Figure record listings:
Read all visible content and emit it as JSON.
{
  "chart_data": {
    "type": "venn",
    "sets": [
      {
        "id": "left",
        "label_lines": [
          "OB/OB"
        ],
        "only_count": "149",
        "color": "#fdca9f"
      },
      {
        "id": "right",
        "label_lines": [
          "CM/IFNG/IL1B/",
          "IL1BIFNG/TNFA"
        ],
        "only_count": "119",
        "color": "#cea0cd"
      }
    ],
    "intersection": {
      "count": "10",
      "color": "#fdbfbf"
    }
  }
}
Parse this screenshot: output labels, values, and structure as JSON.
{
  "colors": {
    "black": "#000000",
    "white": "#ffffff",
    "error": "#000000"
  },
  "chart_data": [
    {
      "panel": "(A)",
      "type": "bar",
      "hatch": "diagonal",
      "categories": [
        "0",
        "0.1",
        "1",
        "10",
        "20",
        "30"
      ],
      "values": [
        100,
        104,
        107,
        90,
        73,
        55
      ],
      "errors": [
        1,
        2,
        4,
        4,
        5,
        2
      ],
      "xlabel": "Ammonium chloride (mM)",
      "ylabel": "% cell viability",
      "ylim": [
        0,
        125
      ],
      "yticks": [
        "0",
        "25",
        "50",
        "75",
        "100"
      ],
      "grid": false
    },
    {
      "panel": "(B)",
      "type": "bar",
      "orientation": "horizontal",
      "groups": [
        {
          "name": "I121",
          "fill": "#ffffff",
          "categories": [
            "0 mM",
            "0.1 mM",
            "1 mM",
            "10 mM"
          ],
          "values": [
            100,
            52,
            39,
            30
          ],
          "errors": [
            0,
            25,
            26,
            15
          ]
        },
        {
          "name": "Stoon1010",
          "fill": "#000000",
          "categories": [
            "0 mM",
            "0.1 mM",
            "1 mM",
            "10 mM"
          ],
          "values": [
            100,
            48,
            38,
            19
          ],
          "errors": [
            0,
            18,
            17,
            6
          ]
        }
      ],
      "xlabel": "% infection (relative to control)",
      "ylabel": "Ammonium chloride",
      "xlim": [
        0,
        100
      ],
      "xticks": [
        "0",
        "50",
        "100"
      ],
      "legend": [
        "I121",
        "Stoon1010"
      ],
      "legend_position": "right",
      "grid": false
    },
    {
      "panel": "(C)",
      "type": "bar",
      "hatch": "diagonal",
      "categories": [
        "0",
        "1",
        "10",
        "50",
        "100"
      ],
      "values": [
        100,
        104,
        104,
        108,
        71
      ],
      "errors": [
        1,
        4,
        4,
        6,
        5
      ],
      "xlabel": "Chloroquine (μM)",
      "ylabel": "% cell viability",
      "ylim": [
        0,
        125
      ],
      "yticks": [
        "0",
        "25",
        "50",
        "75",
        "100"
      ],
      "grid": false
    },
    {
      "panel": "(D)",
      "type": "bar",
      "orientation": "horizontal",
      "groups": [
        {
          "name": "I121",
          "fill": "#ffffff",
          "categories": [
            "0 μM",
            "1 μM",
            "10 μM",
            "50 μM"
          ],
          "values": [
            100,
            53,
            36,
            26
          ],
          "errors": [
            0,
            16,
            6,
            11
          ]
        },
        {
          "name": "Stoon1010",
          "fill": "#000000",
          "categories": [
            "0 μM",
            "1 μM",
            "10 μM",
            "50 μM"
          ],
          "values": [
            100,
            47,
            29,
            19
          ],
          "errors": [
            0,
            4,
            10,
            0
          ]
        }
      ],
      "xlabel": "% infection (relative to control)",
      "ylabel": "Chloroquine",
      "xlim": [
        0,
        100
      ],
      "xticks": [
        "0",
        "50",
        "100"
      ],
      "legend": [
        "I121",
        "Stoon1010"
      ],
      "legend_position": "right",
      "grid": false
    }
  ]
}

_Directions for this task_. Give every line of the material again, exactly as it reads.

_Worked answer_.
Read all visible content and emit it as JSON.
{
  "chart_data": {
    "type": "venn",
    "sets": [
      {
        "id": "left",
        "label_lines": [
          "OB/OB"
        ],
        "only_count": "149",
        "color": "#fdca9f"
      },
      {
        "id": "right",
        "label_lines": [
          "CM/IFNG/IL1B/",
          "IL1BIFNG/TNFA"
        ],
        "only_count": "119",
        "color": "#cea0cd"
      }
    ],
    "intersection": {
      "count": "10",
      "color": "#fdbfbf"
    }
  }
}
Parse this screenshot: output labels, values, and structure as JSON.
{
  "colors": {
    "black": "#000000",
    "white": "#ffffff",
    "error": "#000000"
  },
  "chart_data": [
    {
      "panel": "(A)",
      "type": "bar",
      "hatch": "diagonal",
      "categories": [
        "0",
        "0.1",
        "1",
        "10",
        "20",
        "30"
      ],
      "values": [
        100,
        104,
        107,
        90,
        73,
        55
      ],
      "errors": [
        1,
        2,
        4,
        4,
        5,
        2
      ],
      "xlabel": "Ammonium chloride (mM)",
      "ylabel": "% cell viability",
      "ylim": [
        0,
        125
      ],
      "yticks": [
        "0",
        "25",
        "50",
        "75",
        "100"
      ],
      "grid": false
    },
    {
      "panel": "(B)",
      "type": "bar",
      "orientation": "horizontal",
      "groups": [
        {
          "name": "I121",
          "fill": "#ffffff",
          "categories": [
            "0 mM",
            "0.1 mM",
            "1 mM",
            "10 mM"
          ],
          "values": [
            100,
            52,
            39,
            30
          ],
          "errors": [
            0,
            25,
            26,
            15
          ]
        },
        {
          "name": "Stoon1010",
          "fill": "#000000",
          "categories": [
            "0 mM",
            "0.1 mM",
            "1 mM",
            "10 mM"
          ],
          "values": [
            100,
            48,
            38,
            19
          ],
          "errors": [
            0,
            18,
            17,
            6
          ]
        }
      ],
      "xlabel": "% infection (relative to control)",
      "ylabel": "Ammonium chloride",
      "xlim": [
        0,
        100
      ],
      "xticks": [
        "0",
        "50",
        "100"
      ],
      "legend": [
        "I121",
        "Stoon1010"
      ],
      "legend_position": "right",
      "grid": false
    },
    {
      "panel": "(C)",
      "type": "bar",
      "hatch": "diagonal",
      "categories": [
        "0",
        "1",
        "10",
        "50",
        "100"
      ],
      "values": [
        100,
        104,
        104,
        108,
        71
      ],
      "errors": [
        1,
        4,
        4,
        6,
        5
      ],
      "xlabel": "Chloroquine (μM)",
      "ylabel": "% cell viability",
      "ylim": [
        0,
        125
      ],
      "yticks": [
        "0",
        "25",
        "50",
        "75",
        "100"
      ],
      "grid": false
    },
    {
      "panel": "(D)",
      "type": "bar",
      "orientation": "horizontal",
      "groups": [
        {
          "name": "I121",
          "fill": "#ffffff",
          "categories": [
            "0 μM",
            "1 μM",
            "10 μM",
            "50 μM"
          ],
          "values": [
            100,
            53,
            36,
            26
          ],
          "errors": [
            0,
            16,
            6,
            11
          ]
        },
        {
          "name": "Stoon1010",
          "fill": "#000000",
          "categories": [
            "0 μM",
            "1 μM",
            "10 μM",
            "50 μM"
          ],
          "values": [
            100,
            47,
            29,
            19
          ],
          "errors": [
            0,
            4,
            10,
            0
          ]
        }
      ],
      "xlabel": "% infection (relative to control)",
      "ylabel": "Chloroquine",
      "xlim": [
        0,
        100
      ],
      "xticks": [
        "0",
        "50",
        "100"
      ],
      "legend": [
        "I121",
        "Stoon1010"
      ],
      "legend_position": "right",
      "grid": false
    }
  ]
}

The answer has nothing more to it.